##### Input data

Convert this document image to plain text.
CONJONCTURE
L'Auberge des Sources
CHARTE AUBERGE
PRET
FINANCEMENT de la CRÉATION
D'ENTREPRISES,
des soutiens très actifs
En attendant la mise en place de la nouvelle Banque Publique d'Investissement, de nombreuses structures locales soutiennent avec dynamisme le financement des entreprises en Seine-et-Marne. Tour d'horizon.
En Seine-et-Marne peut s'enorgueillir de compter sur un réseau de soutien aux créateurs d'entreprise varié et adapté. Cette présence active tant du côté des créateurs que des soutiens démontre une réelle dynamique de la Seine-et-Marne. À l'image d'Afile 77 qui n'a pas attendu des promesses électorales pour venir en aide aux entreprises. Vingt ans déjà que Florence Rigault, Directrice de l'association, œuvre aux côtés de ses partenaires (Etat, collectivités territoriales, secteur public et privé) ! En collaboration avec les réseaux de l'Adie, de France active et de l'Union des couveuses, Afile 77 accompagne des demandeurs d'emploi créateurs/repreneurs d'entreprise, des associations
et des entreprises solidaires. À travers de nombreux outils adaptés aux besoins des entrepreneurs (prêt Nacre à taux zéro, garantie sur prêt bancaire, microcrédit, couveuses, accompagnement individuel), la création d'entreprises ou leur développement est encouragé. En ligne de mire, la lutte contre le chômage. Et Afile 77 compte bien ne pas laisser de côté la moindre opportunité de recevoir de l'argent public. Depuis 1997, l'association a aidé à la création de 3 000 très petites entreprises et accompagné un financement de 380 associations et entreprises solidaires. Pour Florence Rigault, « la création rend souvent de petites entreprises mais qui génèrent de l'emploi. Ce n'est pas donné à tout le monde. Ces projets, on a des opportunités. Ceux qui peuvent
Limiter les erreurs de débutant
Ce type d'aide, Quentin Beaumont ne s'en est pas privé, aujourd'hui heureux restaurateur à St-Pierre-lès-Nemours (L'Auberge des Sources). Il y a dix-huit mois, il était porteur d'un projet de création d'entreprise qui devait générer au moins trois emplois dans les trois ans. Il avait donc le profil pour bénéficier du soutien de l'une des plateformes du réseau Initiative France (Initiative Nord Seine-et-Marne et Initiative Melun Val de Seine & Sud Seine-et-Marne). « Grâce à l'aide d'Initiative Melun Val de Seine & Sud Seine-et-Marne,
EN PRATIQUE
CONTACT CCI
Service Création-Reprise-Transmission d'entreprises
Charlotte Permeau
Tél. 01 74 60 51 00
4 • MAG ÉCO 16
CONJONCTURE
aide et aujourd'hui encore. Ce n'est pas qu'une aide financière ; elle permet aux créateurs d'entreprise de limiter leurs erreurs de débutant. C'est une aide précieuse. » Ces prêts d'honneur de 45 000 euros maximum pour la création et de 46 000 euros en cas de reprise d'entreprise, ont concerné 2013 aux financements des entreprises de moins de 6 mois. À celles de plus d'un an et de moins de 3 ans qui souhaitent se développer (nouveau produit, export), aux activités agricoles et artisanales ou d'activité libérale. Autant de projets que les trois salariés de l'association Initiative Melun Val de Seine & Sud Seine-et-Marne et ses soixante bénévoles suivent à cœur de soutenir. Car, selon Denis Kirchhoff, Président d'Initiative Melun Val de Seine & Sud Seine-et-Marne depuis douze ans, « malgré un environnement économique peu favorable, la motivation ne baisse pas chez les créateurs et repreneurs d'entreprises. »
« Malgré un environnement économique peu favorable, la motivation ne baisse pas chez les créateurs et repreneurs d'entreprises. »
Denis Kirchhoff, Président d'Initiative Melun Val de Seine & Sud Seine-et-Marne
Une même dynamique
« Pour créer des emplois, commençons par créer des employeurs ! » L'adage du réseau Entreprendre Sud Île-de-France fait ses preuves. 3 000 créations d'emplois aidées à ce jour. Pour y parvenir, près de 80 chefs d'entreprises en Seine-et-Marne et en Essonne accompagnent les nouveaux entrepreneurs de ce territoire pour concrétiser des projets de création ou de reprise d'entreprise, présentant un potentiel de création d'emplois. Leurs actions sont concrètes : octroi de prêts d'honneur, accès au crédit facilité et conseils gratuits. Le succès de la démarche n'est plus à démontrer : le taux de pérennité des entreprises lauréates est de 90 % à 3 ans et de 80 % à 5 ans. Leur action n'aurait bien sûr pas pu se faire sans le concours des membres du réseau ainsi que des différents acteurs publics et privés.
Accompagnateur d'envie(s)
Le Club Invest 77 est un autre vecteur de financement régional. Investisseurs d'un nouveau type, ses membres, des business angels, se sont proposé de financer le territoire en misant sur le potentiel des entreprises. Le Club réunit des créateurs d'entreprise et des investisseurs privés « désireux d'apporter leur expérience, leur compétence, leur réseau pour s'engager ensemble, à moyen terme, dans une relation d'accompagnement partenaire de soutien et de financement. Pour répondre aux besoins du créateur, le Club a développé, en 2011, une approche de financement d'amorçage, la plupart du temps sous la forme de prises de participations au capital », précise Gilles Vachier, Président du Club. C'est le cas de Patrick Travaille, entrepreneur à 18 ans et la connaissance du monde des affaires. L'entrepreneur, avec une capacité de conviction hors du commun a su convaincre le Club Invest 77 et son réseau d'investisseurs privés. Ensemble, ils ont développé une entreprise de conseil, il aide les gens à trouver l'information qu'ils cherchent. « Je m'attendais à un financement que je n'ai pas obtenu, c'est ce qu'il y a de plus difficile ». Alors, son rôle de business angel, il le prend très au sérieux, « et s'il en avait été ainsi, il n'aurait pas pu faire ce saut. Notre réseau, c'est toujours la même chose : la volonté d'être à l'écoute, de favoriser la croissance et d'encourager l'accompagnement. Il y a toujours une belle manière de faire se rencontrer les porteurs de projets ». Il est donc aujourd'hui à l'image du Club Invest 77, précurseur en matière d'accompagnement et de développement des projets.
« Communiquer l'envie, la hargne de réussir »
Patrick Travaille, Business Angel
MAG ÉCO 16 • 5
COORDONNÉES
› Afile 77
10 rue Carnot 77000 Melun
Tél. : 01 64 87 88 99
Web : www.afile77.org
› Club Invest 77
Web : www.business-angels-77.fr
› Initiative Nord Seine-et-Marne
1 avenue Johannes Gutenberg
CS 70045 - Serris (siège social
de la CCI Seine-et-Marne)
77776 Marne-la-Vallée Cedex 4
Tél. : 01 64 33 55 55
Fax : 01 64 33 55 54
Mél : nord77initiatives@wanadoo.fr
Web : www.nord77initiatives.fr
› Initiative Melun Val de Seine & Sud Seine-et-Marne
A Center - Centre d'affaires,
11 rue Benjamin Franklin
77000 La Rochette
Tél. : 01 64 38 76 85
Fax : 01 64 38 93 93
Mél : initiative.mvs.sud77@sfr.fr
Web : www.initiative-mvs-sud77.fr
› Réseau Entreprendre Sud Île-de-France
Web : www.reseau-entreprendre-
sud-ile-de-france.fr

##########

▶ **Task directions**:
Copy every record exactly, with nothing added or dropped.

▶ **Solution to this exercise**:
Convert this document image to plain text.
CONJONCTURE
L'Auberge des Sources
CHARTE AUBERGE
PRET
FINANCEMENT de la CRÉATION
D'ENTREPRISES,
des soutiens très actifs
En attendant la mise en place de la nouvelle Banque Publique d'Investissement, de nombreuses structures locales soutiennent avec dynamisme le financement des entreprises en Seine-et-Marne. Tour d'horizon.
En Seine-et-Marne peut s'enorgueillir de compter sur un réseau de soutien aux créateurs d'entreprise varié et adapté. Cette présence active tant du côté des créateurs que des soutiens démontre une réelle dynamique de la Seine-et-Marne. À l'image d'Afile 77 qui n'a pas attendu des promesses électorales pour venir en aide aux entreprises. Vingt ans déjà que Florence Rigault, Directrice de l'association, œuvre aux côtés de ses partenaires (Etat, collectivités territoriales, secteur public et privé) ! En collaboration avec les réseaux de l'Adie, de France active et de l'Union des couveuses, Afile 77 accompagne des demandeurs d'emploi créateurs/repreneurs d'entreprise, des associations
et des entreprises solidaires. À travers de nombreux outils adaptés aux besoins des entrepreneurs (prêt Nacre à taux zéro, garantie sur prêt bancaire, microcrédit, couveuses, accompagnement individuel), la création d'entreprises ou leur développement est encouragé. En ligne de mire, la lutte contre le chômage. Et Afile 77 compte bien ne pas laisser de côté la moindre opportunité de recevoir de l'argent public. Depuis 1997, l'association a aidé à la création de 3 000 très petites entreprises et accompagné un financement de 380 associations et entreprises solidaires. Pour Florence Rigault, « la création rend souvent de petites entreprises mais qui génèrent de l'emploi. Ce n'est pas donné à tout le monde. Ces projets, on a des opportunités. Ceux qui peuvent
Limiter les erreurs de débutant
Ce type d'aide, Quentin Beaumont ne s'en est pas privé, aujourd'hui heureux restaurateur à St-Pierre-lès-Nemours (L'Auberge des Sources). Il y a dix-huit mois, il était porteur d'un projet de création d'entreprise qui devait générer au moins trois emplois dans les trois ans. Il avait donc le profil pour bénéficier du soutien de l'une des plateformes du réseau Initiative France (Initiative Nord Seine-et-Marne et Initiative Melun Val de Seine & Sud Seine-et-Marne). « Grâce à l'aide d'Initiative Melun Val de Seine & Sud Seine-et-Marne,
EN PRATIQUE
CONTACT CCI
Service Création-Reprise-Transmission d'entreprises
Charlotte Permeau
Tél. 01 74 60 51 00
4 • MAG ÉCO 16
CONJONCTURE
aide et aujourd'hui encore. Ce n'est pas qu'une aide financière ; elle permet aux créateurs d'entreprise de limiter leurs erreurs de débutant. C'est une aide précieuse. » Ces prêts d'honneur de 45 000 euros maximum pour la création et de 46 000 euros en cas de reprise d'entreprise, ont concerné 2013 aux financements des entreprises de moins de 6 mois. À celles de plus d'un an et de moins de 3 ans qui souhaitent se développer (nouveau produit, export), aux activités agricoles et artisanales ou d'activité libérale. Autant de projets que les trois salariés de l'association Initiative Melun Val de Seine & Sud Seine-et-Marne et ses soixante bénévoles suivent à cœur de soutenir. Car, selon Denis Kirchhoff, Président d'Initiative Melun Val de Seine & Sud Seine-et-Marne depuis douze ans, « malgré un environnement économique peu favorable, la motivation ne baisse pas chez les créateurs et repreneurs d'entreprises. »
« Malgré un environnement économique peu favorable, la motivation ne baisse pas chez les créateurs et repreneurs d'entreprises. »
Denis Kirchhoff, Président d'Initiative Melun Val de Seine & Sud Seine-et-Marne
Une même dynamique
« Pour créer des emplois, commençons par créer des employeurs ! » L'adage du réseau Entreprendre Sud Île-de-France fait ses preuves. 3 000 créations d'emplois aidées à ce jour. Pour y parvenir, près de 80 chefs d'entreprises en Seine-et-Marne et en Essonne accompagnent les nouveaux entrepreneurs de ce territoire pour concrétiser des projets de création ou de reprise d'entreprise, présentant un potentiel de création d'emplois. Leurs actions sont concrètes : octroi de prêts d'honneur, accès au crédit facilité et conseils gratuits. Le succès de la démarche n'est plus à démontrer : le taux de pérennité des entreprises lauréates est de 90 % à 3 ans et de 80 % à 5 ans. Leur action n'aurait bien sûr pas pu se faire sans le concours des membres du réseau ainsi que des différents acteurs publics et privés.
Accompagnateur d'envie(s)
Le Club Invest 77 est un autre vecteur de financement régional. Investisseurs d'un nouveau type, ses membres, des business angels, se sont proposé de financer le territoire en misant sur le potentiel des entreprises. Le Club réunit des créateurs d'entreprise et des investisseurs privés « désireux d'apporter leur expérience, leur compétence, leur réseau pour s'engager ensemble, à moyen terme, dans une relation d'accompagnement partenaire de soutien et de financement. Pour répondre aux besoins du créateur, le Club a développé, en 2011, une approche de financement d'amorçage, la plupart du temps sous la forme de prises de participations au capital », précise Gilles Vachier, Président du Club. C'est le cas de Patrick Travaille, entrepreneur à 18 ans et la connaissance du monde des affaires. L'entrepreneur, avec une capacité de conviction hors du commun a su convaincre le Club Invest 77 et son réseau d'investisseurs privés. Ensemble, ils ont développé une entreprise de conseil, il aide les gens à trouver l'information qu'ils cherchent. « Je m'attendais à un financement que je n'ai pas obtenu, c'est ce qu'il y a de plus difficile ». Alors, son rôle de business angel, il le prend très au sérieux, « et s'il en avait été ainsi, il n'aurait pas pu faire ce saut. Notre réseau, c'est toujours la même chose : la volonté d'être à l'écoute, de favoriser la croissance et d'encourager l'accompagnement. Il y a toujours une belle manière de faire se rencontrer les porteurs de projets ». Il est donc aujourd'hui à l'image du Club Invest 77, précurseur en matière d'accompagnement et de développement des projets.
« Communiquer l'envie, la hargne de réussir »
Patrick Travaille, Business Angel
MAG ÉCO 16 • 5
COORDONNÉES
› Afile 77
10 rue Carnot 77000 Melun
Tél. : 01 64 87 88 99
Web : www.afile77.org
› Club Invest 77
Web : www.business-angels-77.fr
› Initiative Nord Seine-et-Marne
1 avenue Johannes Gutenberg
CS 70045 - Serris (siège social
de la CCI Seine-et-Marne)
77776 Marne-la-Vallée Cedex 4
Tél. : 01 64 33 55 55
Fax : 01 64 33 55 54
Mél : nord77initiatives@wanadoo.fr
Web : www.nord77initiatives.fr
› Initiative Melun Val de Seine & Sud Seine-et-Marne
A Center - Centre d'affaires,
11 rue Benjamin Franklin
77000 La Rochette
Tél. : 01 64 38 76 85
Fax : 01 64 38 93 93
Mél : initiative.mvs.sud77@sfr.fr
Web : www.initiative-mvs-sud77.fr
› Réseau Entreprendre Sud Île-de-France
Web : www.reseau-entreprendre-
sud-ile-de-france.fr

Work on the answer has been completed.